→ **Data section**:
□ □ □ □
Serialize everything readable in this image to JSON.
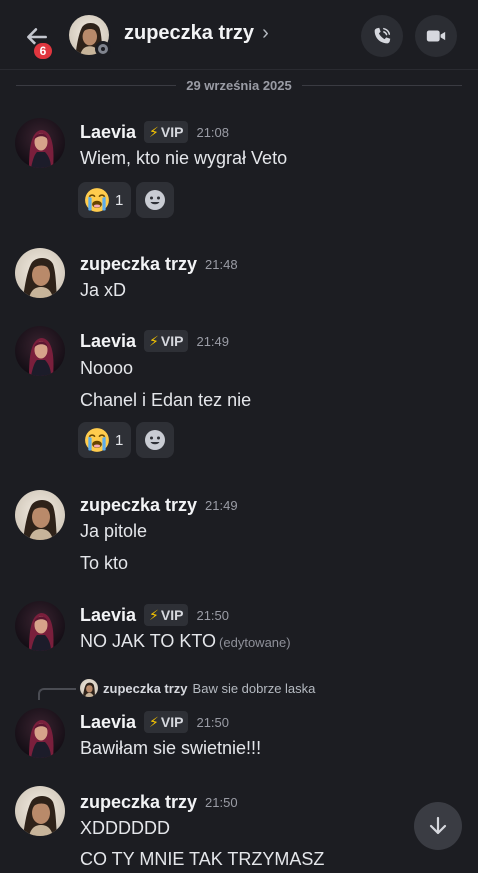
{
  "header": {
    "unread_badge": "6",
    "title": "zupeczka trzy",
    "title_chevron": "›"
  },
  "date_divider": "29 września 2025",
  "messages": [
    {
      "author": "Laevia",
      "role_icon": "⚡",
      "role": "VIP",
      "time": "21:08",
      "lines": [
        "Wiem, kto nie wygrał Veto"
      ],
      "reaction_count": "1"
    },
    {
      "author": "zupeczka trzy",
      "time": "21:48",
      "lines": [
        "Ja xD"
      ]
    },
    {
      "author": "Laevia",
      "role_icon": "⚡",
      "role": "VIP",
      "time": "21:49",
      "lines": [
        "Noooo",
        "Chanel i Edan tez nie"
      ],
      "reaction_count": "1"
    },
    {
      "author": "zupeczka trzy",
      "time": "21:49",
      "lines": [
        "Ja pitole",
        "To kto"
      ]
    },
    {
      "author": "Laevia",
      "role_icon": "⚡",
      "role": "VIP",
      "time": "21:50",
      "lines": [
        "NO JAK TO KTO"
      ],
      "edited": "(edytowane)"
    },
    {
      "reply_to": {
        "author": "zupeczka trzy",
        "text": "Baw sie dobrze laska"
      },
      "author": "Laevia",
      "role_icon": "⚡",
      "role": "VIP",
      "time": "21:50",
      "lines": [
        "Bawiłam sie swietnie!!!"
      ]
    },
    {
      "author": "zupeczka trzy",
      "time": "21:50",
      "lines": [
        "XDDDDDD",
        "CO TY MNIE TAK TRZYMASZ"
      ]
    }
  ],
  "colors": {
    "background": "#1c1d22",
    "badge": "#e0363f",
    "vip_bolt": "#f5c400"
  },
  "icons": {
    "back": "arrow-left-icon",
    "call": "phone-icon",
    "video": "video-camera-icon",
    "reaction_emoji": "loudly-crying-face-emoji",
    "add_reaction": "smiley-add-reaction-icon",
    "scroll": "arrow-down-icon"
  }
}
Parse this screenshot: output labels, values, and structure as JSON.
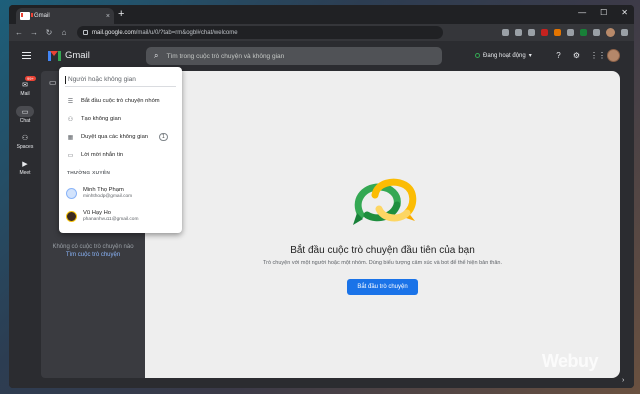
□ □ □ □
→ **Goal of the exercise**:
Gather and copy every line of the data in which the string "arrow" is found.

→ **Task result**:
    "back": "arrow-left-icon",
    "scroll": "arrow-down-icon"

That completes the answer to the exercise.